>> Start DATA LISTING

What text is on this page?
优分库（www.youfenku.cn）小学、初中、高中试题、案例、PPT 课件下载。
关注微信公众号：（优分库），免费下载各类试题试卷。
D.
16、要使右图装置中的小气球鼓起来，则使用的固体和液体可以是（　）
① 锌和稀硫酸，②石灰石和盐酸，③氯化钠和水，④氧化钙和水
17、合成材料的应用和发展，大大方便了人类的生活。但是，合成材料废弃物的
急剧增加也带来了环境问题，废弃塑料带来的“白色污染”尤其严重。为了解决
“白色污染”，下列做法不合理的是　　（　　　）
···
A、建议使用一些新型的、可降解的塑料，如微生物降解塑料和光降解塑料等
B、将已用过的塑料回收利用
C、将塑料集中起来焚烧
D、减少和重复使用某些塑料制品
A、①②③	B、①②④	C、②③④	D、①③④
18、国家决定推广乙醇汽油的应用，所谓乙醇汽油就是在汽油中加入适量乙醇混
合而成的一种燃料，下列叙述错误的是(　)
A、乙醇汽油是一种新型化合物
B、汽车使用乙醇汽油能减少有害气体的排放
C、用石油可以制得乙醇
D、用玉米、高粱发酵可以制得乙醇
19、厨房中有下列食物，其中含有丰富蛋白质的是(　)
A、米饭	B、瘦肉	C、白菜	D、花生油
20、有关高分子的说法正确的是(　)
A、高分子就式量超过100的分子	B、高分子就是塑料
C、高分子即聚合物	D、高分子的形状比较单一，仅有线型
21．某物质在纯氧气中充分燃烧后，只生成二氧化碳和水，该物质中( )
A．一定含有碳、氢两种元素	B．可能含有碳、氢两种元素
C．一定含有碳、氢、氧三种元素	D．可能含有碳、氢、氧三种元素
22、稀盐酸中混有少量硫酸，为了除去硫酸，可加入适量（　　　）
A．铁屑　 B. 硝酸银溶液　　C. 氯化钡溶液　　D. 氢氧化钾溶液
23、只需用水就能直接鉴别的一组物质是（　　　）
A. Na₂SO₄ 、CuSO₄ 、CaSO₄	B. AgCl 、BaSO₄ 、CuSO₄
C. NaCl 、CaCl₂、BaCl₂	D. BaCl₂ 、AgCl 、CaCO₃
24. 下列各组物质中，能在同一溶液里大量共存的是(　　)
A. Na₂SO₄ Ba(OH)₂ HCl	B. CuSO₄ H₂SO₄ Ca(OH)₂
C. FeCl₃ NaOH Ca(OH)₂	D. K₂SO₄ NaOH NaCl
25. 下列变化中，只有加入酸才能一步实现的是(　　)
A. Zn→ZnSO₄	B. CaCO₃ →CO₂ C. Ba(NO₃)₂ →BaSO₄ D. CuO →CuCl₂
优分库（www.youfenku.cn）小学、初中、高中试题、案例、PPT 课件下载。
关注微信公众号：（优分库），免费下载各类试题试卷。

>> End DATA LISTING

STATED GOAL: Print all of the data exactly as it was given.

RESPONSE:
What text is on this page?
优分库（www.youfenku.cn）小学、初中、高中试题、案例、PPT 课件下载。
关注微信公众号：（优分库），免费下载各类试题试卷。
D.
16、要使右图装置中的小气球鼓起来，则使用的固体和液体可以是（　）
① 锌和稀硫酸，②石灰石和盐酸，③氯化钠和水，④氧化钙和水
17、合成材料的应用和发展，大大方便了人类的生活。但是，合成材料废弃物的
急剧增加也带来了环境问题，废弃塑料带来的“白色污染”尤其严重。为了解决
“白色污染”，下列做法不合理的是　　（　　　）
···
A、建议使用一些新型的、可降解的塑料，如微生物降解塑料和光降解塑料等
B、将已用过的塑料回收利用
C、将塑料集中起来焚烧
D、减少和重复使用某些塑料制品
A、①②③	B、①②④	C、②③④	D、①③④
18、国家决定推广乙醇汽油的应用，所谓乙醇汽油就是在汽油中加入适量乙醇混
合而成的一种燃料，下列叙述错误的是(　)
A、乙醇汽油是一种新型化合物
B、汽车使用乙醇汽油能减少有害气体的排放
C、用石油可以制得乙醇
D、用玉米、高粱发酵可以制得乙醇
19、厨房中有下列食物，其中含有丰富蛋白质的是(　)
A、米饭	B、瘦肉	C、白菜	D、花生油
20、有关高分子的说法正确的是(　)
A、高分子就式量超过100的分子	B、高分子就是塑料
C、高分子即聚合物	D、高分子的形状比较单一，仅有线型
21．某物质在纯氧气中充分燃烧后，只生成二氧化碳和水，该物质中( )
A．一定含有碳、氢两种元素	B．可能含有碳、氢两种元素
C．一定含有碳、氢、氧三种元素	D．可能含有碳、氢、氧三种元素
22、稀盐酸中混有少量硫酸，为了除去硫酸，可加入适量（　　　）
A．铁屑　 B. 硝酸银溶液　　C. 氯化钡溶液　　D. 氢氧化钾溶液
23、只需用水就能直接鉴别的一组物质是（　　　）
A. Na₂SO₄ 、CuSO₄ 、CaSO₄	B. AgCl 、BaSO₄ 、CuSO₄
C. NaCl 、CaCl₂、BaCl₂	D. BaCl₂ 、AgCl 、CaCO₃
24. 下列各组物质中，能在同一溶液里大量共存的是(　　)
A. Na₂SO₄ Ba(OH)₂ HCl	B. CuSO₄ H₂SO₄ Ca(OH)₂
C. FeCl₃ NaOH Ca(OH)₂	D. K₂SO₄ NaOH NaCl
25. 下列变化中，只有加入酸才能一步实现的是(　　)
A. Zn→ZnSO₄	B. CaCO₃ →CO₂ C. Ba(NO₃)₂ →BaSO₄ D. CuO →CuCl₂
优分库（www.youfenku.cn）小学、初中、高中试题、案例、PPT 课件下载。
关注微信公众号：（优分库），免费下载各类试题试卷。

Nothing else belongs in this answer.